**Task requirements:** Go through the listing and return every line with "Mbps" in it.

══════

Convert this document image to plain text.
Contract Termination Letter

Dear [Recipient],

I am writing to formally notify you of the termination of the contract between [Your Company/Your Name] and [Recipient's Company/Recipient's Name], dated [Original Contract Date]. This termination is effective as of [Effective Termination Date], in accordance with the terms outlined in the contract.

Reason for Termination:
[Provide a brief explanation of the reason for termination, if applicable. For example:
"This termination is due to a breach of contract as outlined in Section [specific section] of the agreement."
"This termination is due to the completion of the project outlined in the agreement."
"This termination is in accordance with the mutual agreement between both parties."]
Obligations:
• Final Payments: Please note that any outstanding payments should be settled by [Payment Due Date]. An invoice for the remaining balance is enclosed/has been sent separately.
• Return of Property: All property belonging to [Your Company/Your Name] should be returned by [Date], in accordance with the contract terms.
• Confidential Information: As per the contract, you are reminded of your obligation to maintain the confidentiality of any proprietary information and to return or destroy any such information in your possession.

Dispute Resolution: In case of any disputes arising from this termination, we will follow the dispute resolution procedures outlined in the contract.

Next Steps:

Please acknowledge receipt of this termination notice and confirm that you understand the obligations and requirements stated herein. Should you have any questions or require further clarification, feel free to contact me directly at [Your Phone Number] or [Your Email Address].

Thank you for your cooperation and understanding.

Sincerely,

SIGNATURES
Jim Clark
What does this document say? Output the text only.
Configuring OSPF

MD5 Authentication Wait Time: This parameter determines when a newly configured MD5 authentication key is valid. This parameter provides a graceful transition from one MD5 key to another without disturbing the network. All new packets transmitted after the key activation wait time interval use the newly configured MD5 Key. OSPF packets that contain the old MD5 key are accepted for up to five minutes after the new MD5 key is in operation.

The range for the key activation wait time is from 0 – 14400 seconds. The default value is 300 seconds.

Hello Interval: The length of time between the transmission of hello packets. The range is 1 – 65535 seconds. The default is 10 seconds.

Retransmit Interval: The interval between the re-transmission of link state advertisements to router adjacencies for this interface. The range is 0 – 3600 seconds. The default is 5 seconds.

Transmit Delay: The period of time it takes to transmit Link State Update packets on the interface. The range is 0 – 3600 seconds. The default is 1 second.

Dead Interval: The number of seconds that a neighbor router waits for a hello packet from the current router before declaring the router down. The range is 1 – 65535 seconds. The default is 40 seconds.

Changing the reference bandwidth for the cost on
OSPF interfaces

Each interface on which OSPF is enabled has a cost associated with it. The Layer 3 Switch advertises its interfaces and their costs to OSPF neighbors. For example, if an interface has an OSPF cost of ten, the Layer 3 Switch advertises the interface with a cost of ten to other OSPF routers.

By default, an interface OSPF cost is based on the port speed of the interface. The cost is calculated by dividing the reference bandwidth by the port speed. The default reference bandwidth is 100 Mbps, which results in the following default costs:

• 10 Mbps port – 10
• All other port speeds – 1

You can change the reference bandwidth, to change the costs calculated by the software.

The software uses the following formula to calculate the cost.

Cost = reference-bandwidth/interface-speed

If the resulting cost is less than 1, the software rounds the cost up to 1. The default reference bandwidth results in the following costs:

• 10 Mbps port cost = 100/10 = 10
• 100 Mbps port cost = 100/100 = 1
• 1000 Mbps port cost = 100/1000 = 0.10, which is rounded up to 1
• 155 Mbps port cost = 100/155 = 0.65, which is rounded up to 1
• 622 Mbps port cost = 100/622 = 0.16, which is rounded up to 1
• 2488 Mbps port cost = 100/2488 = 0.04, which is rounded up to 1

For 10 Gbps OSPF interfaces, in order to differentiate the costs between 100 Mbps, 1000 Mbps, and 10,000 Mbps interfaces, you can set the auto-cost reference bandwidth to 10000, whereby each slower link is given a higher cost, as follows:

══════

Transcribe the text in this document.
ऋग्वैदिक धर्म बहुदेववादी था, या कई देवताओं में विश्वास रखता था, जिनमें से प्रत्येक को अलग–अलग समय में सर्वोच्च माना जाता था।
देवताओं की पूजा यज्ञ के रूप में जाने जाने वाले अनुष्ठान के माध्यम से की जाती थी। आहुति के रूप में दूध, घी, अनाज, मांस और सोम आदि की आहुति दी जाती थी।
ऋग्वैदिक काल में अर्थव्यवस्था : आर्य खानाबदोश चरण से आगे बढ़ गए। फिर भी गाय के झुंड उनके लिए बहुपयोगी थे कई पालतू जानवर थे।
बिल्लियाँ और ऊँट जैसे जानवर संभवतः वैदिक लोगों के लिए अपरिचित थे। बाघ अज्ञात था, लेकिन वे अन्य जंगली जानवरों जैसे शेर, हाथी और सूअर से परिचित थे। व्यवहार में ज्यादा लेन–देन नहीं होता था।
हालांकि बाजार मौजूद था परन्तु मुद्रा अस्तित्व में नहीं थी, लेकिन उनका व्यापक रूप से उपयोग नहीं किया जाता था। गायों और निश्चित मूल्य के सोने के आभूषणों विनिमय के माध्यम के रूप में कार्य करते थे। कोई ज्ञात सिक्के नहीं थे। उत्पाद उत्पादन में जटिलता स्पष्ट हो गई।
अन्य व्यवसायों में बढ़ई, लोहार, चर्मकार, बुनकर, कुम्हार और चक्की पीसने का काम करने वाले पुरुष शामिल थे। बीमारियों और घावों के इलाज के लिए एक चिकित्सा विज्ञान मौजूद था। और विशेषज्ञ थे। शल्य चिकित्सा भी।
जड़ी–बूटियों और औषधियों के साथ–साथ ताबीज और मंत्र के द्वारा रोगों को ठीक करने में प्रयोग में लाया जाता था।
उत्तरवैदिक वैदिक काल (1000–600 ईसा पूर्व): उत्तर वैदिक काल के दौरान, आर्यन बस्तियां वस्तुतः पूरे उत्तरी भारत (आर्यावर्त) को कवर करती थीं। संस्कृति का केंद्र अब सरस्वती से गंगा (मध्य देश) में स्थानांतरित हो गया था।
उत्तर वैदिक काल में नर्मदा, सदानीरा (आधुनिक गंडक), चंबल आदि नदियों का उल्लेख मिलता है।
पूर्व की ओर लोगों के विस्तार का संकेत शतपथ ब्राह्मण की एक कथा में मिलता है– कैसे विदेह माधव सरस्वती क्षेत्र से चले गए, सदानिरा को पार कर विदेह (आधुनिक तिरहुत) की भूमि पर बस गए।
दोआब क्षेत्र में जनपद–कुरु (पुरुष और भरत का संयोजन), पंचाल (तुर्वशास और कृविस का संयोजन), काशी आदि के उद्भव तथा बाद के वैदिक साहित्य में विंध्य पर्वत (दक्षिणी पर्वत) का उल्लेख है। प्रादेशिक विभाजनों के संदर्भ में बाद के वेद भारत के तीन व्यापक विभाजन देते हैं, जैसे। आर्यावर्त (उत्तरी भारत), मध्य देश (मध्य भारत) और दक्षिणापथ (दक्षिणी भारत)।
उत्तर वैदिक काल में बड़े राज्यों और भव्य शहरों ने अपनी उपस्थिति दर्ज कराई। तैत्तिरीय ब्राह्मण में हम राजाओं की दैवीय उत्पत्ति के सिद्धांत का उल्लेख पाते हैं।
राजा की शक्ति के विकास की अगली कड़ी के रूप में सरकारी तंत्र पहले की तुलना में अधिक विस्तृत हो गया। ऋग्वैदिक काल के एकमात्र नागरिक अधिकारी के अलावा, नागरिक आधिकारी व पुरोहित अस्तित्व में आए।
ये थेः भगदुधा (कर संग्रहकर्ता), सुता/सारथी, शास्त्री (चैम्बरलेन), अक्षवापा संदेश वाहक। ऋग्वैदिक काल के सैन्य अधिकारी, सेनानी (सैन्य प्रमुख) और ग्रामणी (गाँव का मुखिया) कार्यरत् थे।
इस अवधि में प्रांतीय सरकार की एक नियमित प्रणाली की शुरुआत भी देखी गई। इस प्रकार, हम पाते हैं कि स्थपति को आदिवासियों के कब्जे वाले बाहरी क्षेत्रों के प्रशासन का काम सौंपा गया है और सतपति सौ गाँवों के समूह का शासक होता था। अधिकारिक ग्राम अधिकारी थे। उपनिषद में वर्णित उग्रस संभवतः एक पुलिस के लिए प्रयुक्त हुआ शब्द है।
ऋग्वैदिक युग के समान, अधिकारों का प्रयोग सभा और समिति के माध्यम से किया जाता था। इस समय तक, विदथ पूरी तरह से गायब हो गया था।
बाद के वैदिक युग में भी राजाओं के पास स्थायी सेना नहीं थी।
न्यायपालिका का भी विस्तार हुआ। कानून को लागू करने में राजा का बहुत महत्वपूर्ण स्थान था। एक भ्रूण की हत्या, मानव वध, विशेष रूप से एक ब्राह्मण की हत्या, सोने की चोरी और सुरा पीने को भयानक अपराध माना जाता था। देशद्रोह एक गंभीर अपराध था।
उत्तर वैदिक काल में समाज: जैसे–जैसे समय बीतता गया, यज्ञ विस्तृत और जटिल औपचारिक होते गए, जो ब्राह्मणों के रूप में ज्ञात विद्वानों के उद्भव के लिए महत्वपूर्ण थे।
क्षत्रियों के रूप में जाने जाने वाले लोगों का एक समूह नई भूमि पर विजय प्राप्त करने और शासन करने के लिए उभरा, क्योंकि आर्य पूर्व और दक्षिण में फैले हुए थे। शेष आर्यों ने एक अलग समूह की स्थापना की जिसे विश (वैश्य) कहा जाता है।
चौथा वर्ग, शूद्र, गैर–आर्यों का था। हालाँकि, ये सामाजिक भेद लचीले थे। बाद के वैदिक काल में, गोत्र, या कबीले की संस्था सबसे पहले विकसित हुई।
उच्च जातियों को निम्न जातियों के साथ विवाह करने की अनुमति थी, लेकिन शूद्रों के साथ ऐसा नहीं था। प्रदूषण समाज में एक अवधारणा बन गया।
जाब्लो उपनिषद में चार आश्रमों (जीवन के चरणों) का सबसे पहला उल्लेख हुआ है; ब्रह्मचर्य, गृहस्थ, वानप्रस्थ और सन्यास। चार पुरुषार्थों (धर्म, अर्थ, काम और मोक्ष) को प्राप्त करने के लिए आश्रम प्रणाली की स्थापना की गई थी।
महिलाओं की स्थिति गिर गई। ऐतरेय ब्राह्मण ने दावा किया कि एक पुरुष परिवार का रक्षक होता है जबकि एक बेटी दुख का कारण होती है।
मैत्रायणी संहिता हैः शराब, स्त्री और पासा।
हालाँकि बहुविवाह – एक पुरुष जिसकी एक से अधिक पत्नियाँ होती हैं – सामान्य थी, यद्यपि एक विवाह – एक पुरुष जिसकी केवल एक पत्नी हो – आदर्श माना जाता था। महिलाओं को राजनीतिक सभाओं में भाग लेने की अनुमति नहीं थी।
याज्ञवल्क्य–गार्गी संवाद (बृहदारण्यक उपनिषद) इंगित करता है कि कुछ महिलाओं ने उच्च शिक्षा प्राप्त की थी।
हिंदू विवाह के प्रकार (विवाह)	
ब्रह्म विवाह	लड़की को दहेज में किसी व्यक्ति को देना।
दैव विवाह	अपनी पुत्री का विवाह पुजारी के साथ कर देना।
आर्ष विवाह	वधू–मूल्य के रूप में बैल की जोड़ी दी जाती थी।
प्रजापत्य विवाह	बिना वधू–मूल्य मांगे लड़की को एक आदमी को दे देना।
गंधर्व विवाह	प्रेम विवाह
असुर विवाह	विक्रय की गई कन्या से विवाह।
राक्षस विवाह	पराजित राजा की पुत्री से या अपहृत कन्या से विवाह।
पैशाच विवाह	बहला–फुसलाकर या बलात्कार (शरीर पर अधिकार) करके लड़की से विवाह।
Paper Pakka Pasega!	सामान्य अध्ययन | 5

══════

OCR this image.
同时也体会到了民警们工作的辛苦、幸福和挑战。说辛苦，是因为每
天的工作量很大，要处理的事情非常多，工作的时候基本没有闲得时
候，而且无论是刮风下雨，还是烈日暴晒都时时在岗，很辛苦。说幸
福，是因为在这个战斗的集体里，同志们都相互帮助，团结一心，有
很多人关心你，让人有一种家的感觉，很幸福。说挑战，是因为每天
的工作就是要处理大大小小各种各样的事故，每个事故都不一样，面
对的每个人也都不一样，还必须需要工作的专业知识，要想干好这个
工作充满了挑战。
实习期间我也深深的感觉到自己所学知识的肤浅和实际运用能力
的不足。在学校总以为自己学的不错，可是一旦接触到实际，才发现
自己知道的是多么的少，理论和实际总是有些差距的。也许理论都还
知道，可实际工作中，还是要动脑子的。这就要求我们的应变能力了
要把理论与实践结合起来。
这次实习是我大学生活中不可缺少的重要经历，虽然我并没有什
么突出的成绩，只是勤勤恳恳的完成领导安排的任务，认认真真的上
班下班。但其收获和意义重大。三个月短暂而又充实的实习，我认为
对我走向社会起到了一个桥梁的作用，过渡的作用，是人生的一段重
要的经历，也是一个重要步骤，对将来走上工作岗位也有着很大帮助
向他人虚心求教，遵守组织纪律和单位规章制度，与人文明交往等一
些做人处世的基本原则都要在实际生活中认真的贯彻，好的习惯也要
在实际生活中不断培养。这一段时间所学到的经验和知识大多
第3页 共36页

══════

**Response below:**
By default, an interface OSPF cost is based on the port speed of the interface. The cost is calculated by dividing the reference bandwidth by the port speed. The default reference bandwidth is 100 Mbps, which results in the following default costs:
• 10 Mbps port – 10
• 10 Mbps port cost = 100/10 = 10
• 100 Mbps port cost = 100/100 = 1
• 1000 Mbps port cost = 100/1000 = 0.10, which is rounded up to 1
• 155 Mbps port cost = 100/155 = 0.65, which is rounded up to 1
• 622 Mbps port cost = 100/622 = 0.16, which is rounded up to 1
• 2488 Mbps port cost = 100/2488 = 0.04, which is rounded up to 1
For 10 Gbps OSPF interfaces, in order to differentiate the costs between 100 Mbps, 1000 Mbps, and 10,000 Mbps interfaces, you can set the auto-cost reference bandwidth to 10000, whereby each slower link is given a higher cost, as follows:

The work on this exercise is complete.